Please reproduce the part of the material that opens with line 1 and closes with the line containing "recipient-select[interactable]: Everyone ▾", keeping every line the same.

## DATASET
%%

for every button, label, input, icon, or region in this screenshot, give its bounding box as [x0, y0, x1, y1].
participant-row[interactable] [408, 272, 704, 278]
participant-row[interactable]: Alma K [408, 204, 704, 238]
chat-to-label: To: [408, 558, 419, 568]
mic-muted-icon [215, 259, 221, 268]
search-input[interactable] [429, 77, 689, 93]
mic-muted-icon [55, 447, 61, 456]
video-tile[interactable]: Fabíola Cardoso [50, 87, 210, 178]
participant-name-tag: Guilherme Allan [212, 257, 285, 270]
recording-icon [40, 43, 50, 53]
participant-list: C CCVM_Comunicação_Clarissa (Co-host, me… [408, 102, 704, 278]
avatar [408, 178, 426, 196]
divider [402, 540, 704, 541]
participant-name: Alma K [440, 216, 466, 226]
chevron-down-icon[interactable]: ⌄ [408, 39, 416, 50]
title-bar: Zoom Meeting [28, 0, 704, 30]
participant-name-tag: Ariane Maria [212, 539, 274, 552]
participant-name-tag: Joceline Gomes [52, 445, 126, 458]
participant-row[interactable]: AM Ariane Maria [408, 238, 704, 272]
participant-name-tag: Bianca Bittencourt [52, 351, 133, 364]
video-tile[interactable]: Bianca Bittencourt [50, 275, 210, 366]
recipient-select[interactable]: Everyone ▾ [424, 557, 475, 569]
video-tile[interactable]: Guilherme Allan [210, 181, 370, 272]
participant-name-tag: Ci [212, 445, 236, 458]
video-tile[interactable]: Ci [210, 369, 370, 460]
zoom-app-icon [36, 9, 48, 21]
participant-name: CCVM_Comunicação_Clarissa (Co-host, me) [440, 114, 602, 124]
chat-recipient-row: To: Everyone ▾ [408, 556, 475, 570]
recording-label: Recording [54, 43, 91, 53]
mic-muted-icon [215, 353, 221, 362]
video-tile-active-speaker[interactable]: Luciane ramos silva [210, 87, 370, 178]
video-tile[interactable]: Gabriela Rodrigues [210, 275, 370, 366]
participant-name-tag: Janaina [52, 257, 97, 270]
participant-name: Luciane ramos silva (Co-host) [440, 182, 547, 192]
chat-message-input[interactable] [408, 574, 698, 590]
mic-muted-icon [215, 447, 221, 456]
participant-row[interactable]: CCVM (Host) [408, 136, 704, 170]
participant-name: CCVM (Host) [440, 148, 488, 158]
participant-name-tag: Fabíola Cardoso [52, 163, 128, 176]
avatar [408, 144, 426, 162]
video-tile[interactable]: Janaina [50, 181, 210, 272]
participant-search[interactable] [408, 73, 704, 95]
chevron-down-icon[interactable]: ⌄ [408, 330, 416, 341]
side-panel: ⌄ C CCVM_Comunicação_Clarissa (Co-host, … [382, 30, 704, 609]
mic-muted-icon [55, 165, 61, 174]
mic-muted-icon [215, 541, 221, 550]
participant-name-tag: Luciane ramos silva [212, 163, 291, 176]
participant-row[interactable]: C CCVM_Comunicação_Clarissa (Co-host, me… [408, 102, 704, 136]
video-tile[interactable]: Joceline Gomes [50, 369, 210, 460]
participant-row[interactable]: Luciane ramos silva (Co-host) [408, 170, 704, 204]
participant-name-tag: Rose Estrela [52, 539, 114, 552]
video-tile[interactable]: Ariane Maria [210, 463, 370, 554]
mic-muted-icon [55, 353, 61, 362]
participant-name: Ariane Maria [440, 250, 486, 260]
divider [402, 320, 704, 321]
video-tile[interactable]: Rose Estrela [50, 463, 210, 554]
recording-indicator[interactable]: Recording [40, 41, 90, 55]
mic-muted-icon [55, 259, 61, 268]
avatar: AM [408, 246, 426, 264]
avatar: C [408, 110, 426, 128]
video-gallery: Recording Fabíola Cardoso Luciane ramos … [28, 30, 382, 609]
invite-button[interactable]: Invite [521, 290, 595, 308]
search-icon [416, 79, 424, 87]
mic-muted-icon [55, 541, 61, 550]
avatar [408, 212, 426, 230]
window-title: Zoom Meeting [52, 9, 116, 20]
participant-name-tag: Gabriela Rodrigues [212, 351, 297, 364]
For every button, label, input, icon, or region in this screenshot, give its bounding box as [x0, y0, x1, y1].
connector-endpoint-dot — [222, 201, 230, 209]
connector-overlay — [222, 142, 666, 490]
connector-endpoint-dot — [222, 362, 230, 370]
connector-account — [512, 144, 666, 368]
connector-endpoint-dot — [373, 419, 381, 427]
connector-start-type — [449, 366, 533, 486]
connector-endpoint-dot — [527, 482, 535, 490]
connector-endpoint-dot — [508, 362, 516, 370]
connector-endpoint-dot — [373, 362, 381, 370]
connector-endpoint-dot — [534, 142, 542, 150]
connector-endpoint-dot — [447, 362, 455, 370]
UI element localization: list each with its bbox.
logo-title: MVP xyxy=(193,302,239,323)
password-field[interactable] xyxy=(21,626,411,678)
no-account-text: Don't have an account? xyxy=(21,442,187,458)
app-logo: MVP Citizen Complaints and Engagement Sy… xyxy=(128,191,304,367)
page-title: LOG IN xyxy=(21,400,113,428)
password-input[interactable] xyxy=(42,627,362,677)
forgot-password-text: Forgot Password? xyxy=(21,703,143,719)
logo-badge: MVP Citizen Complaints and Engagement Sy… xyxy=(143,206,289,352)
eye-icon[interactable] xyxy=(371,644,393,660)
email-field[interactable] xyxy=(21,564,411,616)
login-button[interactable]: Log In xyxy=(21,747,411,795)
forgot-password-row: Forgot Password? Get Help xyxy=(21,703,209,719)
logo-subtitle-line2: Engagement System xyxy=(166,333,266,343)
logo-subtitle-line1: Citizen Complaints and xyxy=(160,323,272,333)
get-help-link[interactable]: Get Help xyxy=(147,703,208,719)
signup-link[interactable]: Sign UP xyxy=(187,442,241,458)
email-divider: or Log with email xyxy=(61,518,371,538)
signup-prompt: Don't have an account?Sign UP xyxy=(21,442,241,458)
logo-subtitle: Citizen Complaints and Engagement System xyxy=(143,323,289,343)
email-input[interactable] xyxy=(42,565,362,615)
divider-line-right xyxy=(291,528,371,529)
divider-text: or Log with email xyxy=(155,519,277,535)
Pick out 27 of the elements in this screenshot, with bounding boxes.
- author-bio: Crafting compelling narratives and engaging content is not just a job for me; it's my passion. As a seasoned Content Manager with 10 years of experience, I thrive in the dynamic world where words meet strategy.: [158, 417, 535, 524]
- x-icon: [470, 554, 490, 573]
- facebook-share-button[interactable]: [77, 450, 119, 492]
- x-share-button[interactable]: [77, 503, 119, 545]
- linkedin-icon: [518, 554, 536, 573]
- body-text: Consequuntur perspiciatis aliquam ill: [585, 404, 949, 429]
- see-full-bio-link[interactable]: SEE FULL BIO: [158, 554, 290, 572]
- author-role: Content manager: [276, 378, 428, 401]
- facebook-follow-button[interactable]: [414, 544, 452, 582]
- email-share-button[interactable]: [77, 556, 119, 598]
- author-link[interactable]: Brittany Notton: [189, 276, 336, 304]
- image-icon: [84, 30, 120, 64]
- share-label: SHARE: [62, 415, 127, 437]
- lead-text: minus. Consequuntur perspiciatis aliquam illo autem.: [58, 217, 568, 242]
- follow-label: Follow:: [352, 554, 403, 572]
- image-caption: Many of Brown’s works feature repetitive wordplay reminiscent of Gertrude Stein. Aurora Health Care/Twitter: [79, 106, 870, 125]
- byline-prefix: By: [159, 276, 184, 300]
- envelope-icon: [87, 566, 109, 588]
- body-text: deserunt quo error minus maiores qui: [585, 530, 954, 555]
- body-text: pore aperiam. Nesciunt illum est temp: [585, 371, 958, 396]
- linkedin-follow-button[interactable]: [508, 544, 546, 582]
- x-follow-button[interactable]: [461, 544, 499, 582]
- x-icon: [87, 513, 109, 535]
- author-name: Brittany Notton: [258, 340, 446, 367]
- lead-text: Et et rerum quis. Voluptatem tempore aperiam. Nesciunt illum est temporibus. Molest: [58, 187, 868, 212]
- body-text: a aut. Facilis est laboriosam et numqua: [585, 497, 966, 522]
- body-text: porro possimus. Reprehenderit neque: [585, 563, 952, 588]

%%

## OUTPUT FOR THIS EXERCISE
for every button, label, input, icon, or region in this screenshot, give its bounding box as [x0, y0, x1, y1].
participant-row[interactable] [408, 272, 704, 278]
participant-row[interactable]: Alma K [408, 204, 704, 238]
chat-to-label: To: [408, 558, 419, 568]
mic-muted-icon [215, 259, 221, 268]
search-input[interactable] [429, 77, 689, 93]
mic-muted-icon [55, 447, 61, 456]
video-tile[interactable]: Fabíola Cardoso [50, 87, 210, 178]
participant-name-tag: Guilherme Allan [212, 257, 285, 270]
recording-icon [40, 43, 50, 53]
participant-list: C CCVM_Comunicação_Clarissa (Co-host, me… [408, 102, 704, 278]
avatar [408, 178, 426, 196]
divider [402, 540, 704, 541]
participant-name: Alma K [440, 216, 466, 226]
chevron-down-icon[interactable]: ⌄ [408, 39, 416, 50]
title-bar: Zoom Meeting [28, 0, 704, 30]
participant-name-tag: Ariane Maria [212, 539, 274, 552]
participant-name-tag: Joceline Gomes [52, 445, 126, 458]
participant-row[interactable]: AM Ariane Maria [408, 238, 704, 272]
participant-name-tag: Bianca Bittencourt [52, 351, 133, 364]
video-tile[interactable]: Bianca Bittencourt [50, 275, 210, 366]
recipient-select[interactable]: Everyone ▾ [424, 557, 475, 569]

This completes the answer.